The exercise:
Would you output the whole listing below, exactly as it reads?

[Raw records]
(begin)
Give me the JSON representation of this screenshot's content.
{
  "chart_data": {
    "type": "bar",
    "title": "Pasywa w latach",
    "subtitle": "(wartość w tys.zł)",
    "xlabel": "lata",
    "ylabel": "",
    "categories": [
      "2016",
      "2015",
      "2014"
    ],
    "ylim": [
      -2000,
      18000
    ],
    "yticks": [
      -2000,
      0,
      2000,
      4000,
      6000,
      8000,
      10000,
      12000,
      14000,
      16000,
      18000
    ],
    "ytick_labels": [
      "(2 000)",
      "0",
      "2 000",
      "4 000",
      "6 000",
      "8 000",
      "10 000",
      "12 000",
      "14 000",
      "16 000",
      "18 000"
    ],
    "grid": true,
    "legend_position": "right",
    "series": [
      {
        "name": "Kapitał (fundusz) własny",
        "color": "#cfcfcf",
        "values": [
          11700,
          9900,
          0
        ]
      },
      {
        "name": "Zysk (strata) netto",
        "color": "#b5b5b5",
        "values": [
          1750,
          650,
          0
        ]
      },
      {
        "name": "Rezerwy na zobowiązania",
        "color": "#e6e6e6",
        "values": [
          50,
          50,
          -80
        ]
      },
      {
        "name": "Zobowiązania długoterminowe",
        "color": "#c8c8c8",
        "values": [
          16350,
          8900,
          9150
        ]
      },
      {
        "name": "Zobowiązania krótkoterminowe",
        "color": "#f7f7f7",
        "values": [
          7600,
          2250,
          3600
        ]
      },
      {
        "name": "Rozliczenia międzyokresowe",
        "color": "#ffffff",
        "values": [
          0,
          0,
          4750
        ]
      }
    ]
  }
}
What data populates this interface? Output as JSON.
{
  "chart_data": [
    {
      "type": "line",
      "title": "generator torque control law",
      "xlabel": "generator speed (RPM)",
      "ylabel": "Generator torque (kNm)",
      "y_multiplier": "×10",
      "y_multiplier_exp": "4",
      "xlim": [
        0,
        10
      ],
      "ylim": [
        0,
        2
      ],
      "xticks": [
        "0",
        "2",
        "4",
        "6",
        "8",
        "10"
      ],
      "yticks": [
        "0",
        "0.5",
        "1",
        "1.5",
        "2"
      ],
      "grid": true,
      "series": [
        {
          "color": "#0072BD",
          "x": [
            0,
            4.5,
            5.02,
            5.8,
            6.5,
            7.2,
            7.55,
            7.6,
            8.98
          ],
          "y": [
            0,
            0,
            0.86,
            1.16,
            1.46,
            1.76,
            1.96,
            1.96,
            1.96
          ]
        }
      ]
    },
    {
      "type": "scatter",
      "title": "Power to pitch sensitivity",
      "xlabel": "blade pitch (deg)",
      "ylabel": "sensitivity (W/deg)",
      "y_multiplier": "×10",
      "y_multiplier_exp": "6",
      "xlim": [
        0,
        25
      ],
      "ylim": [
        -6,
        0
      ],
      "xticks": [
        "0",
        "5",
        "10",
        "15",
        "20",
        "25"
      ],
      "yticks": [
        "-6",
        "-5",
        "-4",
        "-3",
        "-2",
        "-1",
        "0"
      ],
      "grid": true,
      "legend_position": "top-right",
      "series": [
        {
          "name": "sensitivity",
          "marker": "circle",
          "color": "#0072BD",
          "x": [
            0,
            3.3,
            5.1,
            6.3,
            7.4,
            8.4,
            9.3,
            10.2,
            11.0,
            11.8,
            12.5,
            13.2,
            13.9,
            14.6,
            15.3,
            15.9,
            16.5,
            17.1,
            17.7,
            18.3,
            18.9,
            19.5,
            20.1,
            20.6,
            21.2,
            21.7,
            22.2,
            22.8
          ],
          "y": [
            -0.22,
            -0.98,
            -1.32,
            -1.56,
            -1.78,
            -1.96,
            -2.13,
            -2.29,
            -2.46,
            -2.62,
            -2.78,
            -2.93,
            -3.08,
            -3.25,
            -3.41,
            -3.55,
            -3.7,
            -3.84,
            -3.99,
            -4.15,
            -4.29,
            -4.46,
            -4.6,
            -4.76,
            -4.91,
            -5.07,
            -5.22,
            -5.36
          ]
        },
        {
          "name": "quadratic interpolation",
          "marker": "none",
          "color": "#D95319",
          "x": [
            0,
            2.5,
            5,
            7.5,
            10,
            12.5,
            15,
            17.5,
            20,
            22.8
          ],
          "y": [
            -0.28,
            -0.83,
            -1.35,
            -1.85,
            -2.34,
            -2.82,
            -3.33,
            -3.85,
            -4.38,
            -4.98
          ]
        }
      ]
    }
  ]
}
(end)
Full answer:
Give me the JSON representation of this screenshot's content.
{
  "chart_data": {
    "type": "bar",
    "title": "Pasywa w latach",
    "subtitle": "(wartość w tys.zł)",
    "xlabel": "lata",
    "ylabel": "",
    "categories": [
      "2016",
      "2015",
      "2014"
    ],
    "ylim": [
      -2000,
      18000
    ],
    "yticks": [
      -2000,
      0,
      2000,
      4000,
      6000,
      8000,
      10000,
      12000,
      14000,
      16000,
      18000
    ],
    "ytick_labels": [
      "(2 000)",
      "0",
      "2 000",
      "4 000",
      "6 000",
      "8 000",
      "10 000",
      "12 000",
      "14 000",
      "16 000",
      "18 000"
    ],
    "grid": true,
    "legend_position": "right",
    "series": [
      {
        "name": "Kapitał (fundusz) własny",
        "color": "#cfcfcf",
        "values": [
          11700,
          9900,
          0
        ]
      },
      {
        "name": "Zysk (strata) netto",
        "color": "#b5b5b5",
        "values": [
          1750,
          650,
          0
        ]
      },
      {
        "name": "Rezerwy na zobowiązania",
        "color": "#e6e6e6",
        "values": [
          50,
          50,
          -80
        ]
      },
      {
        "name": "Zobowiązania długoterminowe",
        "color": "#c8c8c8",
        "values": [
          16350,
          8900,
          9150
        ]
      },
      {
        "name": "Zobowiązania krótkoterminowe",
        "color": "#f7f7f7",
        "values": [
          7600,
          2250,
          3600
        ]
      },
      {
        "name": "Rozliczenia międzyokresowe",
        "color": "#ffffff",
        "values": [
          0,
          0,
          4750
        ]
      }
    ]
  }
}
What data populates this interface? Output as JSON.
{
  "chart_data": [
    {
      "type": "line",
      "title": "generator torque control law",
      "xlabel": "generator speed (RPM)",
      "ylabel": "Generator torque (kNm)",
      "y_multiplier": "×10",
      "y_multiplier_exp": "4",
      "xlim": [
        0,
        10
      ],
      "ylim": [
        0,
        2
      ],
      "xticks": [
        "0",
        "2",
        "4",
        "6",
        "8",
        "10"
      ],
      "yticks": [
        "0",
        "0.5",
        "1",
        "1.5",
        "2"
      ],
      "grid": true,
      "series": [
        {
          "color": "#0072BD",
          "x": [
            0,
            4.5,
            5.02,
            5.8,
            6.5,
            7.2,
            7.55,
            7.6,
            8.98
          ],
          "y": [
            0,
            0,
            0.86,
            1.16,
            1.46,
            1.76,
            1.96,
            1.96,
            1.96
          ]
        }
      ]
    },
    {
      "type": "scatter",
      "title": "Power to pitch sensitivity",
      "xlabel": "blade pitch (deg)",
      "ylabel": "sensitivity (W/deg)",
      "y_multiplier": "×10",
      "y_multiplier_exp": "6",
      "xlim": [
        0,
        25
      ],
      "ylim": [
        -6,
        0
      ],
      "xticks": [
        "0",
        "5",
        "10",
        "15",
        "20",
        "25"
      ],
      "yticks": [
        "-6",
        "-5",
        "-4",
        "-3",
        "-2",
        "-1",
        "0"
      ],
      "grid": true,
      "legend_position": "top-right",
      "series": [
        {
          "name": "sensitivity",
          "marker": "circle",
          "color": "#0072BD",
          "x": [
            0,
            3.3,
            5.1,
            6.3,
            7.4,
            8.4,
            9.3,
            10.2,
            11.0,
            11.8,
            12.5,
            13.2,
            13.9,
            14.6,
            15.3,
            15.9,
            16.5,
            17.1,
            17.7,
            18.3,
            18.9,
            19.5,
            20.1,
            20.6,
            21.2,
            21.7,
            22.2,
            22.8
          ],
          "y": [
            -0.22,
            -0.98,
            -1.32,
            -1.56,
            -1.78,
            -1.96,
            -2.13,
            -2.29,
            -2.46,
            -2.62,
            -2.78,
            -2.93,
            -3.08,
            -3.25,
            -3.41,
            -3.55,
            -3.7,
            -3.84,
            -3.99,
            -4.15,
            -4.29,
            -4.46,
            -4.6,
            -4.76,
            -4.91,
            -5.07,
            -5.22,
            -5.36
          ]
        },
        {
          "name": "quadratic interpolation",
          "marker": "none",
          "color": "#D95319",
          "x": [
            0,
            2.5,
            5,
            7.5,
            10,
            12.5,
            15,
            17.5,
            20,
            22.8
          ],
          "y": [
            -0.28,
            -0.83,
            -1.35,
            -1.85,
            -2.34,
            -2.82,
            -3.33,
            -3.85,
            -4.38,
            -4.98
          ]
        }
      ]
    }
  ]
}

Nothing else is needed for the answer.